Data records
******************************
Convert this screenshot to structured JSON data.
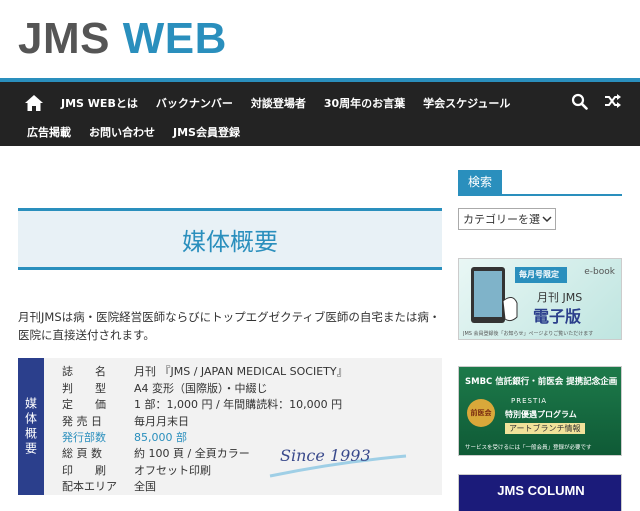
{
  "logo": {
    "part1": "JMS",
    "part2": "WEB"
  },
  "nav": {
    "row1": [
      "JMS WEBとは",
      "バックナンバー",
      "対談登場者",
      "30周年のお言葉",
      "学会スケジュール"
    ],
    "row2": [
      "広告掲載",
      "お問い合わせ",
      "JMS会員登録"
    ],
    "icons": [
      "home-icon",
      "search-icon",
      "shuffle-icon"
    ]
  },
  "main": {
    "title": "媒体概要",
    "intro": "月刊JMSは病・医院経営医師ならびにトップエグゼクティブ医師の自宅または病・医院に直接送付されます。",
    "media": {
      "side_label": "媒体概要",
      "rows": [
        {
          "k": "誌　　名",
          "v": "月刊 『JMS / JAPAN MEDICAL SOCIETY』"
        },
        {
          "k": "判　　型",
          "v": "A4 変形（国際版）・中綴じ"
        },
        {
          "k": "定　　価",
          "v": "1 部：1,000 円 / 年間購読料：10,000 円"
        },
        {
          "k": "発 売 日",
          "v": "毎月月末日"
        },
        {
          "k": "発行部数",
          "v": "85,000 部"
        },
        {
          "k": "総 頁 数",
          "v": "約 100 頁 / 全頁カラー"
        },
        {
          "k": "印　　刷",
          "v": "オフセット印刷"
        },
        {
          "k": "配本エリア",
          "v": "全国"
        }
      ],
      "since": "Since 1993"
    }
  },
  "sidebar": {
    "search_title": "検索",
    "category_placeholder": "カテゴリーを選",
    "banner1": {
      "badge": "毎月号限定",
      "ebook": "e-book",
      "title": "月刊 JMS",
      "subtitle": "電子版",
      "note": "JMS 会員登録後「お知らせ」ページよりご覧いただけます"
    },
    "banner2": {
      "top": "SMBC 信託銀行・前医会 提携記念企画",
      "brand": "PRESTIA",
      "program": "特別優遇プログラム",
      "art": "アートブランチ情報",
      "seal": "前医会",
      "sub": "サービスを受けるには「一般会員」登録が必要です"
    },
    "banner3": {
      "title": "JMS COLUMN"
    }
  },
  "colors": {
    "accent": "#2a8fbd",
    "nav_bg": "#232323",
    "side_label": "#2b3f8c"
  }
}
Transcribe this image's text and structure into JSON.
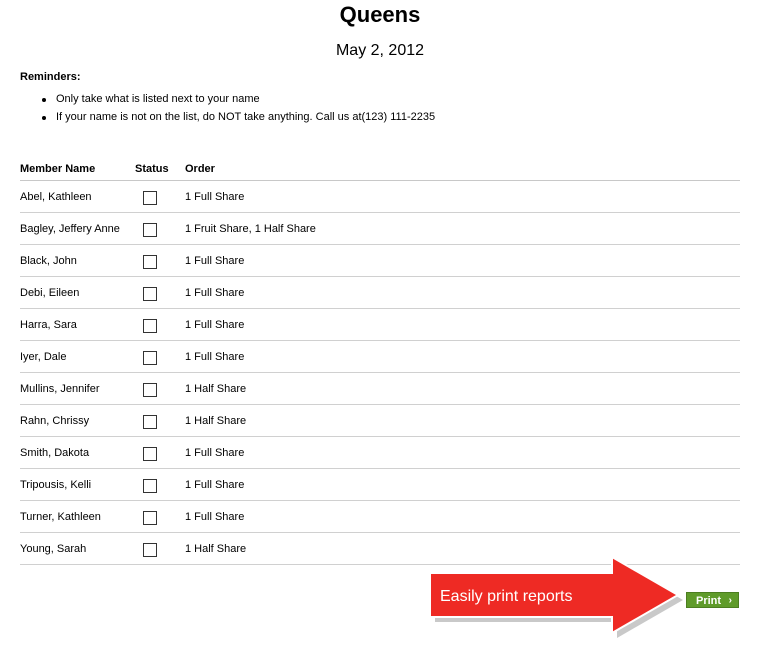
{
  "header": {
    "title": "Queens",
    "date": "May 2, 2012"
  },
  "reminders": {
    "heading": "Reminders:",
    "items": [
      "Only take what is listed next to your name",
      "If your name is not on the list, do NOT take anything. Call us at(123) 111-2235"
    ]
  },
  "table": {
    "columns": [
      "Member Name",
      "Status",
      "Order"
    ],
    "rows": [
      {
        "name": "Abel, Kathleen",
        "order": "1 Full Share",
        "checked": false
      },
      {
        "name": "Bagley, Jeffery Anne",
        "order": "1 Fruit Share, 1 Half Share",
        "checked": false
      },
      {
        "name": "Black, John",
        "order": "1 Full Share",
        "checked": false
      },
      {
        "name": "Debi, Eileen",
        "order": "1 Full Share",
        "checked": false
      },
      {
        "name": "Harra, Sara",
        "order": "1 Full Share",
        "checked": false
      },
      {
        "name": "Iyer, Dale",
        "order": "1 Full Share",
        "checked": false
      },
      {
        "name": "Mullins, Jennifer",
        "order": "1 Half Share",
        "checked": false
      },
      {
        "name": "Rahn, Chrissy",
        "order": "1 Half Share",
        "checked": false
      },
      {
        "name": "Smith, Dakota",
        "order": "1 Full Share",
        "checked": false
      },
      {
        "name": "Tripousis, Kelli",
        "order": "1 Full Share",
        "checked": false
      },
      {
        "name": "Turner, Kathleen",
        "order": "1 Full Share",
        "checked": false
      },
      {
        "name": "Young, Sarah",
        "order": "1 Half Share",
        "checked": false
      }
    ]
  },
  "callout": {
    "text": "Easily print reports",
    "color": "#ee2a24"
  },
  "print_button": {
    "label": "Print",
    "icon": "chevron-right-icon",
    "color": "#5f9b2a"
  }
}
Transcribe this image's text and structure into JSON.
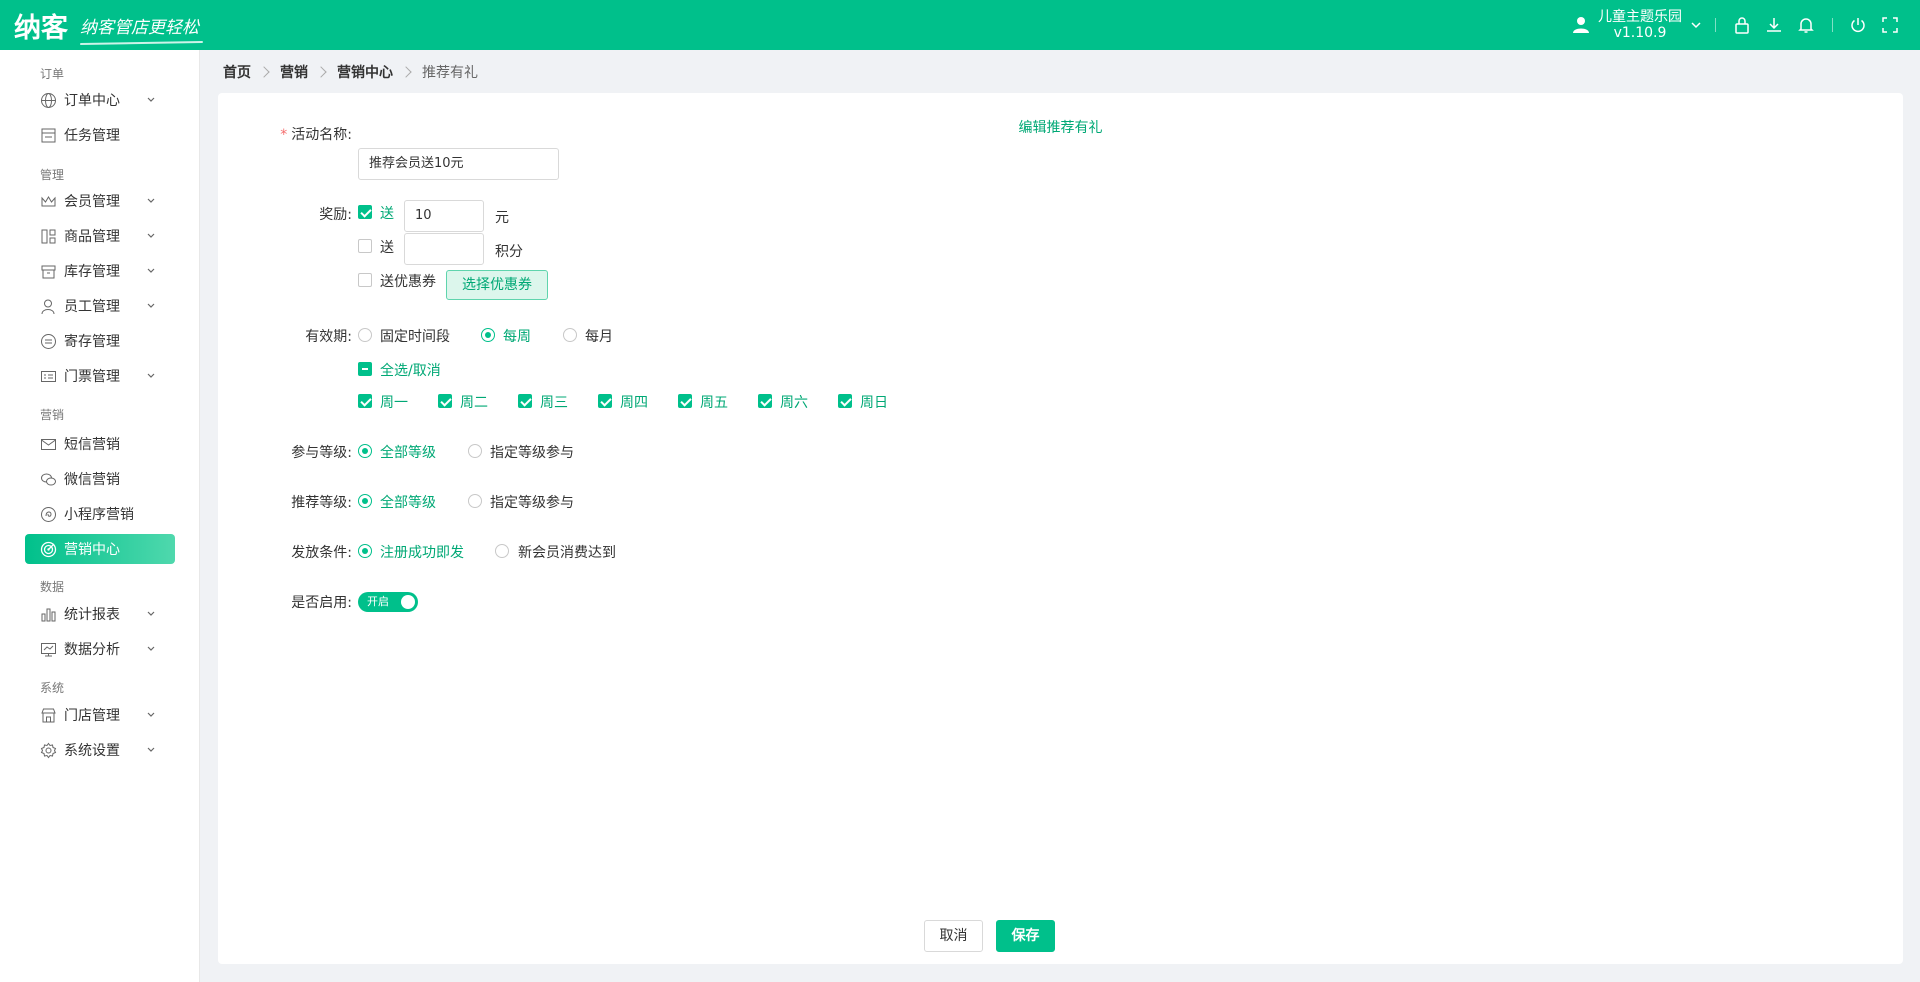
{
  "header": {
    "logo_text": "纳客",
    "slogan": "纳客管店更轻松",
    "store_name": "儿童主题乐园",
    "version": "v1.10.9"
  },
  "sidebar": {
    "groups": {
      "order": "订单",
      "manage": "管理",
      "marketing": "营销",
      "data": "数据",
      "system": "系统"
    },
    "items": [
      {
        "label": "订单中心",
        "icon": "globe-icon",
        "has_children": true
      },
      {
        "label": "任务管理",
        "icon": "task-icon",
        "has_children": false
      },
      {
        "label": "会员管理",
        "icon": "crown-icon",
        "has_children": true
      },
      {
        "label": "商品管理",
        "icon": "grid-icon",
        "has_children": true
      },
      {
        "label": "库存管理",
        "icon": "box-icon",
        "has_children": true
      },
      {
        "label": "员工管理",
        "icon": "user-icon",
        "has_children": true
      },
      {
        "label": "寄存管理",
        "icon": "storage-icon",
        "has_children": false
      },
      {
        "label": "门票管理",
        "icon": "ticket-icon",
        "has_children": true
      },
      {
        "label": "短信营销",
        "icon": "mail-icon",
        "has_children": false
      },
      {
        "label": "微信营销",
        "icon": "wechat-icon",
        "has_children": false
      },
      {
        "label": "小程序营销",
        "icon": "miniprogram-icon",
        "has_children": false
      },
      {
        "label": "营销中心",
        "icon": "target-icon",
        "has_children": false,
        "active": true
      },
      {
        "label": "统计报表",
        "icon": "bar-chart-icon",
        "has_children": true
      },
      {
        "label": "数据分析",
        "icon": "monitor-icon",
        "has_children": true
      },
      {
        "label": "门店管理",
        "icon": "store-icon",
        "has_children": true
      },
      {
        "label": "系统设置",
        "icon": "gear-icon",
        "has_children": true
      }
    ]
  },
  "breadcrumb": [
    "首页",
    "营销",
    "营销中心",
    "推荐有礼"
  ],
  "form": {
    "title": "编辑推荐有礼",
    "activity_name": {
      "label": "活动名称:",
      "value": "推荐会员送10元"
    },
    "reward": {
      "label": "奖励:",
      "cash": {
        "checked": true,
        "prefix": "送",
        "value": "10",
        "unit": "元"
      },
      "points": {
        "checked": false,
        "prefix": "送",
        "value": "",
        "unit": "积分"
      },
      "coupon": {
        "checked": false,
        "label": "送优惠券",
        "button": "选择优惠券"
      }
    },
    "validity": {
      "label": "有效期:",
      "options": [
        "固定时间段",
        "每周",
        "每月"
      ],
      "selected": "每周",
      "select_all": "全选/取消",
      "weekdays": [
        "周一",
        "周二",
        "周三",
        "周四",
        "周五",
        "周六",
        "周日"
      ]
    },
    "join_level": {
      "label": "参与等级:",
      "options": [
        "全部等级",
        "指定等级参与"
      ],
      "selected": "全部等级"
    },
    "referrer_level": {
      "label": "推荐等级:",
      "options": [
        "全部等级",
        "指定等级参与"
      ],
      "selected": "全部等级"
    },
    "issue_condition": {
      "label": "发放条件:",
      "options": [
        "注册成功即发",
        "新会员消费达到"
      ],
      "selected": "注册成功即发"
    },
    "enabled": {
      "label": "是否启用:",
      "switch_text": "开启",
      "on": true
    },
    "buttons": {
      "cancel": "取消",
      "save": "保存"
    }
  },
  "colors": {
    "brand": "#00c08b",
    "brand_text": "#00a875",
    "required": "#f56c6c"
  }
}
******************************
• Task directions: Extract the entries in full, exactly as they are, minus the pictures.

• Complete output:
Convert this screenshot to structured JSON data.
{
  "logo": {
    "part1": "JMS",
    "part2": "WEB"
  },
  "nav": {
    "row1": [
      "JMS WEBとは",
      "バックナンバー",
      "対談登場者",
      "30周年のお言葉",
      "学会スケジュール"
    ],
    "row2": [
      "広告掲載",
      "お問い合わせ",
      "JMS会員登録"
    ],
    "icons": [
      "home-icon",
      "search-icon",
      "shuffle-icon"
    ]
  },
  "main": {
    "title": "媒体概要",
    "intro": "月刊JMSは病・医院経営医師ならびにトップエグゼクティブ医師の自宅または病・医院に直接送付されます。",
    "media": {
      "side_label": "媒体概要",
      "rows": [
        {
          "k": "誌　　名",
          "v": "月刊 『JMS / JAPAN MEDICAL SOCIETY』"
        },
        {
          "k": "判　　型",
          "v": "A4 変形（国際版）・中綴じ"
        },
        {
          "k": "定　　価",
          "v": "1 部：1,000 円 / 年間購読料：10,000 円"
        },
        {
          "k": "発 売 日",
          "v": "毎月月末日"
        },
        {
          "k": "発行部数",
          "v": "85,000 部"
        },
        {
          "k": "総 頁 数",
          "v": "約 100 頁 / 全頁カラー"
        },
        {
          "k": "印　　刷",
          "v": "オフセット印刷"
        },
        {
          "k": "配本エリア",
          "v": "全国"
        }
      ],
      "since": "Since 1993"
    }
  },
  "sidebar": {
    "search_title": "検索",
    "category_placeholder": "カテゴリーを選",
    "banner1": {
      "badge": "毎月号限定",
      "ebook": "e-book",
      "title": "月刊 JMS",
      "subtitle": "電子版",
      "note": "JMS 会員登録後「お知らせ」ページよりご覧いただけます"
    },
    "banner2": {
      "top": "SMBC 信託銀行・前医会 提携記念企画",
      "brand": "PRESTIA",
      "program": "特別優遇プログラム",
      "art": "アートブランチ情報",
      "seal": "前医会",
      "sub": "サービスを受けるには「一般会員」登録が必要です"
    },
    "banner3": {
      "title": "JMS COLUMN"
    }
  },
  "colors": {
    "accent": "#2a8fbd",
    "nav_bg": "#232323",
    "side_label": "#2b3f8c"
  }
}
Transcribe this image's text and structure into JSON.
{
  "header": {
    "title": "Queens",
    "date": "May 2, 2012"
  },
  "reminders": {
    "heading": "Reminders:",
    "items": [
      "Only take what is listed next to your name",
      "If your name is not on the list, do NOT take anything. Call us at(123) 111-2235"
    ]
  },
  "table": {
    "columns": [
      "Member Name",
      "Status",
      "Order"
    ],
    "rows": [
      {
        "name": "Abel, Kathleen",
        "order": "1 Full Share",
        "checked": false
      },
      {
        "name": "Bagley, Jeffery Anne",
        "order": "1 Fruit Share, 1 Half Share",
        "checked": false
      },
      {
        "name": "Black, John",
        "order": "1 Full Share",
        "checked": false
      },
      {
        "name": "Debi, Eileen",
        "order": "1 Full Share",
        "checked": false
      },
      {
        "name": "Harra, Sara",
        "order": "1 Full Share",
        "checked": false
      },
      {
        "name": "Iyer, Dale",
        "order": "1 Full Share",
        "checked": false
      },
      {
        "name": "Mullins, Jennifer",
        "order": "1 Half Share",
        "checked": false
      },
      {
        "name": "Rahn, Chrissy",
        "order": "1 Half Share",
        "checked": false
      },
      {
        "name": "Smith, Dakota",
        "order": "1 Full Share",
        "checked": false
      },
      {
        "name": "Tripousis, Kelli",
        "order": "1 Full Share",
        "checked": false
      },
      {
        "name": "Turner, Kathleen",
        "order": "1 Full Share",
        "checked": false
      },
      {
        "name": "Young, Sarah",
        "order": "1 Half Share",
        "checked": false
      }
    ]
  },
  "callout": {
    "text": "Easily print reports",
    "color": "#ee2a24"
  },
  "print_button": {
    "label": "Print",
    "icon": "chevron-right-icon",
    "color": "#5f9b2a"
  }
}
Transcribe this image's text and structure into JSON.
{
  "header": {
    "logo_text": "纳客",
    "slogan": "纳客管店更轻松",
    "store_name": "儿童主题乐园",
    "version": "v1.10.9"
  },
  "sidebar": {
    "groups": {
      "order": "订单",
      "manage": "管理",
      "marketing": "营销",
      "data": "数据",
      "system": "系统"
    },
    "items": [
      {
        "label": "订单中心",
        "icon": "globe-icon",
        "has_children": true
      },
      {
        "label": "任务管理",
        "icon": "task-icon",
        "has_children": false
      },
      {
        "label": "会员管理",
        "icon": "crown-icon",
        "has_children": true
      },
      {
        "label": "商品管理",
        "icon": "grid-icon",
        "has_children": true
      },
      {
        "label": "库存管理",
        "icon": "box-icon",
        "has_children": true
      },
      {
        "label": "员工管理",
        "icon": "user-icon",
        "has_children": true
      },
      {
        "label": "寄存管理",
        "icon": "storage-icon",
        "has_children": false
      },
      {
        "label": "门票管理",
        "icon": "ticket-icon",
        "has_children": true
      },
      {
        "label": "短信营销",
        "icon": "mail-icon",
        "has_children": false
      },
      {
        "label": "微信营销",
        "icon": "wechat-icon",
        "has_children": false
      },
      {
        "label": "小程序营销",
        "icon": "miniprogram-icon",
        "has_children": false
      },
      {
        "label": "营销中心",
        "icon": "target-icon",
        "has_children": false,
        "active": true
      },
      {
        "label": "统计报表",
        "icon": "bar-chart-icon",
        "has_children": true
      },
      {
        "label": "数据分析",
        "icon": "monitor-icon",
        "has_children": true
      },
      {
        "label": "门店管理",
        "icon": "store-icon",
        "has_children": true
      },
      {
        "label": "系统设置",
        "icon": "gear-icon",
        "has_children": true
      }
    ]
  },
  "breadcrumb": [
    "首页",
    "营销",
    "营销中心",
    "推荐有礼"
  ],
  "form": {
    "title": "编辑推荐有礼",
    "activity_name": {
      "label": "活动名称:",
      "value": "推荐会员送10元"
    },
    "reward": {
      "label": "奖励:",
      "cash": {
        "checked": true,
        "prefix": "送",
        "value": "10",
        "unit": "元"
      },
      "points": {
        "checked": false,
        "prefix": "送",
        "value": "",
        "unit": "积分"
      },
      "coupon": {
        "checked": false,
        "label": "送优惠券",
        "button": "选择优惠券"
      }
    },
    "validity": {
      "label": "有效期:",
      "options": [
        "固定时间段",
        "每周",
        "每月"
      ],
      "selected": "每周",
      "select_all": "全选/取消",
      "weekdays": [
        "周一",
        "周二",
        "周三",
        "周四",
        "周五",
        "周六",
        "周日"
      ]
    },
    "join_level": {
      "label": "参与等级:",
      "options": [
        "全部等级",
        "指定等级参与"
      ],
      "selected": "全部等级"
    },
    "referrer_level": {
      "label": "推荐等级:",
      "options": [
        "全部等级",
        "指定等级参与"
      ],
      "selected": "全部等级"
    },
    "issue_condition": {
      "label": "发放条件:",
      "options": [
        "注册成功即发",
        "新会员消费达到"
      ],
      "selected": "注册成功即发"
    },
    "enabled": {
      "label": "是否启用:",
      "switch_text": "开启",
      "on": true
    },
    "buttons": {
      "cancel": "取消",
      "save": "保存"
    }
  },
  "colors": {
    "brand": "#00c08b",
    "brand_text": "#00a875",
    "required": "#f56c6c"
  }
}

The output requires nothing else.